» Given task:
Tell how many lines in the data below include the word "remark". The answer is the number only.

» Working data:
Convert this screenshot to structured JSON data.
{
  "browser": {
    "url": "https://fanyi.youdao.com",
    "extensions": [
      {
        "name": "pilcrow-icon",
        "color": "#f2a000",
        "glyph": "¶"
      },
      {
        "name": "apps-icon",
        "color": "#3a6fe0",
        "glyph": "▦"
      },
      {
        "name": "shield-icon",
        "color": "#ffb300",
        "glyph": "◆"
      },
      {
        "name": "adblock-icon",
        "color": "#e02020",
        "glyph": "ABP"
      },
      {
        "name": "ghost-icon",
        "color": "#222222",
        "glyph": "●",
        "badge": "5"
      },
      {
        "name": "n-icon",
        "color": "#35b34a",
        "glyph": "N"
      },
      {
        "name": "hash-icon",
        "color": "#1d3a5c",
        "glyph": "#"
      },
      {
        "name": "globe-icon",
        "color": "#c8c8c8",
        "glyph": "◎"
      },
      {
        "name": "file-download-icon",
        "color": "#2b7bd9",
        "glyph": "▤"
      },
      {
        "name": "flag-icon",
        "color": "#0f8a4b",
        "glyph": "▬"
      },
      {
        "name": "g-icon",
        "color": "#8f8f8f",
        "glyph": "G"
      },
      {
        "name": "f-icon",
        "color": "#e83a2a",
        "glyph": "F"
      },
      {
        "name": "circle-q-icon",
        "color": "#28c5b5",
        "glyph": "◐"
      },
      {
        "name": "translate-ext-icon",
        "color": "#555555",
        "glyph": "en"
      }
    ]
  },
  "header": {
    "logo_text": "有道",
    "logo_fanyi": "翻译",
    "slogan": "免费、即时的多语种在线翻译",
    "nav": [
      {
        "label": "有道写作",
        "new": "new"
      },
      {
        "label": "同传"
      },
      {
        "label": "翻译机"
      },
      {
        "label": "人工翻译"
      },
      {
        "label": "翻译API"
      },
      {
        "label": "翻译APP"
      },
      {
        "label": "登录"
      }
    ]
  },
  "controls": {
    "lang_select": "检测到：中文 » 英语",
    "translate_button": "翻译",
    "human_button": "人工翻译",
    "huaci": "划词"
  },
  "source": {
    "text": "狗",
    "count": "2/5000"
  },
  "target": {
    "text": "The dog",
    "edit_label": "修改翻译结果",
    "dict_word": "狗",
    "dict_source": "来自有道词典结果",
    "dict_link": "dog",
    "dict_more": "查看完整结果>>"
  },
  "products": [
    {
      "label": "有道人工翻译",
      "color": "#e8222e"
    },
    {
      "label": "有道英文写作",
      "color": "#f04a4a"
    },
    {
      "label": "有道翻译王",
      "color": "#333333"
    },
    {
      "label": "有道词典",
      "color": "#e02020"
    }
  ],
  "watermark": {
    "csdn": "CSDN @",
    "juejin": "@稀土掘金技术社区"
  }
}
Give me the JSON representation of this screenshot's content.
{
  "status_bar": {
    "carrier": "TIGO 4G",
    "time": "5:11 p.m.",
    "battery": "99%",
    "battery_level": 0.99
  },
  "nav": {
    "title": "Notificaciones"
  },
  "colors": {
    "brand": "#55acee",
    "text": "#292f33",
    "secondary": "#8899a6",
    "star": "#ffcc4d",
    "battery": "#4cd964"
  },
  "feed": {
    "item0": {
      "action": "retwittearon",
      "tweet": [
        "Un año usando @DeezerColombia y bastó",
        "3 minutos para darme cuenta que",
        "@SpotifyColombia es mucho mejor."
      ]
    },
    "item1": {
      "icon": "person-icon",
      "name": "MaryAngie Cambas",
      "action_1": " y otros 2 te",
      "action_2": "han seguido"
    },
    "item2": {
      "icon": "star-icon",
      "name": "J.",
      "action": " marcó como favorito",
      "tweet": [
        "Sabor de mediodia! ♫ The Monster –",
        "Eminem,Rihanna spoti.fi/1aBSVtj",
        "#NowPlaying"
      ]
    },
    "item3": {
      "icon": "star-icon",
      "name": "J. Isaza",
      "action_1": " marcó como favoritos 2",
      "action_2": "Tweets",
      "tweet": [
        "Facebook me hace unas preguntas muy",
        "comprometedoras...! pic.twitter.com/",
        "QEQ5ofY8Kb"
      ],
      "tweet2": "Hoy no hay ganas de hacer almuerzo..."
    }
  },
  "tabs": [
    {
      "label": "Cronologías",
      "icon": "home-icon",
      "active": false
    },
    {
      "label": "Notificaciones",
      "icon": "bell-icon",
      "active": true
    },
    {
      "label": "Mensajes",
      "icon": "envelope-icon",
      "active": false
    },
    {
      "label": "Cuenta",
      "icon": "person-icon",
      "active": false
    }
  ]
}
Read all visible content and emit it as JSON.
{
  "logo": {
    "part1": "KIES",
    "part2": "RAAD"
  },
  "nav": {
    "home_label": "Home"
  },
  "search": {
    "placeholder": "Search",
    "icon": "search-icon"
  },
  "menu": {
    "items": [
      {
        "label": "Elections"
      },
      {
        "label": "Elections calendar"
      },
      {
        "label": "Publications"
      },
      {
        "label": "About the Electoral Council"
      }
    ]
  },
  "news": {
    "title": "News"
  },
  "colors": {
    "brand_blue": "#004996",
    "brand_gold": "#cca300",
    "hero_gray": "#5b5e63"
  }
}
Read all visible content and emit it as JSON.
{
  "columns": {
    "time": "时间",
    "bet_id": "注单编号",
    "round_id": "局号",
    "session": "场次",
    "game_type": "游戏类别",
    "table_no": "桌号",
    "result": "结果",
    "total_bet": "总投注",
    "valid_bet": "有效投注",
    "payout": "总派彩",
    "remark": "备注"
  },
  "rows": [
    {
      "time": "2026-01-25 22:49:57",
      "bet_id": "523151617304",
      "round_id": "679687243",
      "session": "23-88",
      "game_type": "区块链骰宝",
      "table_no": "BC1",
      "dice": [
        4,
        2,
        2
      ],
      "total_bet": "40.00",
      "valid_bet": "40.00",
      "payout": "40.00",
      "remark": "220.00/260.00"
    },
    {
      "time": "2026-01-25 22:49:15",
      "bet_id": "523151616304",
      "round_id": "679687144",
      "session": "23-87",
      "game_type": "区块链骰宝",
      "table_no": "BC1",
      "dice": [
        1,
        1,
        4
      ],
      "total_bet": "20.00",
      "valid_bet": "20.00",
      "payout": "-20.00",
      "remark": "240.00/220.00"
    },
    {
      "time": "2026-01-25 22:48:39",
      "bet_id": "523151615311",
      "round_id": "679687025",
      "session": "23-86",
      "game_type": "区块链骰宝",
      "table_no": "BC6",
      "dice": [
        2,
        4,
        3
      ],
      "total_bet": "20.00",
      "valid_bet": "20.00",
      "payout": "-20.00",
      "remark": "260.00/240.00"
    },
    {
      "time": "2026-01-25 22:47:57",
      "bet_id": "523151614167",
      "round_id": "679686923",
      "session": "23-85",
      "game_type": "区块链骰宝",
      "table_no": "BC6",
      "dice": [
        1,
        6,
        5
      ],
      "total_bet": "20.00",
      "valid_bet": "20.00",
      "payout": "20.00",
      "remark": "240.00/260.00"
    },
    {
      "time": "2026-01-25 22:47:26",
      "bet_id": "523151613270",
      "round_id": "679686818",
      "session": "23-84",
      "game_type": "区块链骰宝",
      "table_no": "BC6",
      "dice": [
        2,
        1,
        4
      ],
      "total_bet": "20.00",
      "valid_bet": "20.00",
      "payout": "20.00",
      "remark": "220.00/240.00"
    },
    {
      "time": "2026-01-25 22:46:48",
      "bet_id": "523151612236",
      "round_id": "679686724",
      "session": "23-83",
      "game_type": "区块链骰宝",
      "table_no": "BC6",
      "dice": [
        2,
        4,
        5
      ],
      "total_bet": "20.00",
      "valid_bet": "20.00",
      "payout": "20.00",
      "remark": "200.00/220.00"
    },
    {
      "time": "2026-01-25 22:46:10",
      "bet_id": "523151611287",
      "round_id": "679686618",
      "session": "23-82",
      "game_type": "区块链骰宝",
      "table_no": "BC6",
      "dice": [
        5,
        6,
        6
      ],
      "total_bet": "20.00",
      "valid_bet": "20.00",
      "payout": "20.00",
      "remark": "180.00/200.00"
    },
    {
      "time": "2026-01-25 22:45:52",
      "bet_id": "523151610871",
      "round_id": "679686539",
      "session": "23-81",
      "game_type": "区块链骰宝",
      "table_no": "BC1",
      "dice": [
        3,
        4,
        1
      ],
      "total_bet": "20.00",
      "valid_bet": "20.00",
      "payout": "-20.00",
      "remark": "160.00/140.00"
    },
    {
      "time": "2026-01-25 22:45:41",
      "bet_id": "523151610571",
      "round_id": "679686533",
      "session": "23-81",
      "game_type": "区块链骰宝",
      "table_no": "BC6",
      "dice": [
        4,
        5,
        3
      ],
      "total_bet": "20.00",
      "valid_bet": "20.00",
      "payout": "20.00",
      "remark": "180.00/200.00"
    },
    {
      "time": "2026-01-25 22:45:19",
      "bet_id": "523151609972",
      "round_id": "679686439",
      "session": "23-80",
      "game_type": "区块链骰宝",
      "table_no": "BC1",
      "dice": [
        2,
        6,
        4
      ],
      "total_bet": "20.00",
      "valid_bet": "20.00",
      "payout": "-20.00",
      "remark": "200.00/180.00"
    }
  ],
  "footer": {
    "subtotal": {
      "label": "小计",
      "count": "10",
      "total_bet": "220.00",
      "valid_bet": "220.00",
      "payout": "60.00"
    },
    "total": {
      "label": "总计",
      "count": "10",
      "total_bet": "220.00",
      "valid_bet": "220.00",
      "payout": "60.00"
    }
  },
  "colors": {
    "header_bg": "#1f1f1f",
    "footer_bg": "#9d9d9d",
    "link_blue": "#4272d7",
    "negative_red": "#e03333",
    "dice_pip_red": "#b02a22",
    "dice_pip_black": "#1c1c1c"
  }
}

» Response to this task:
11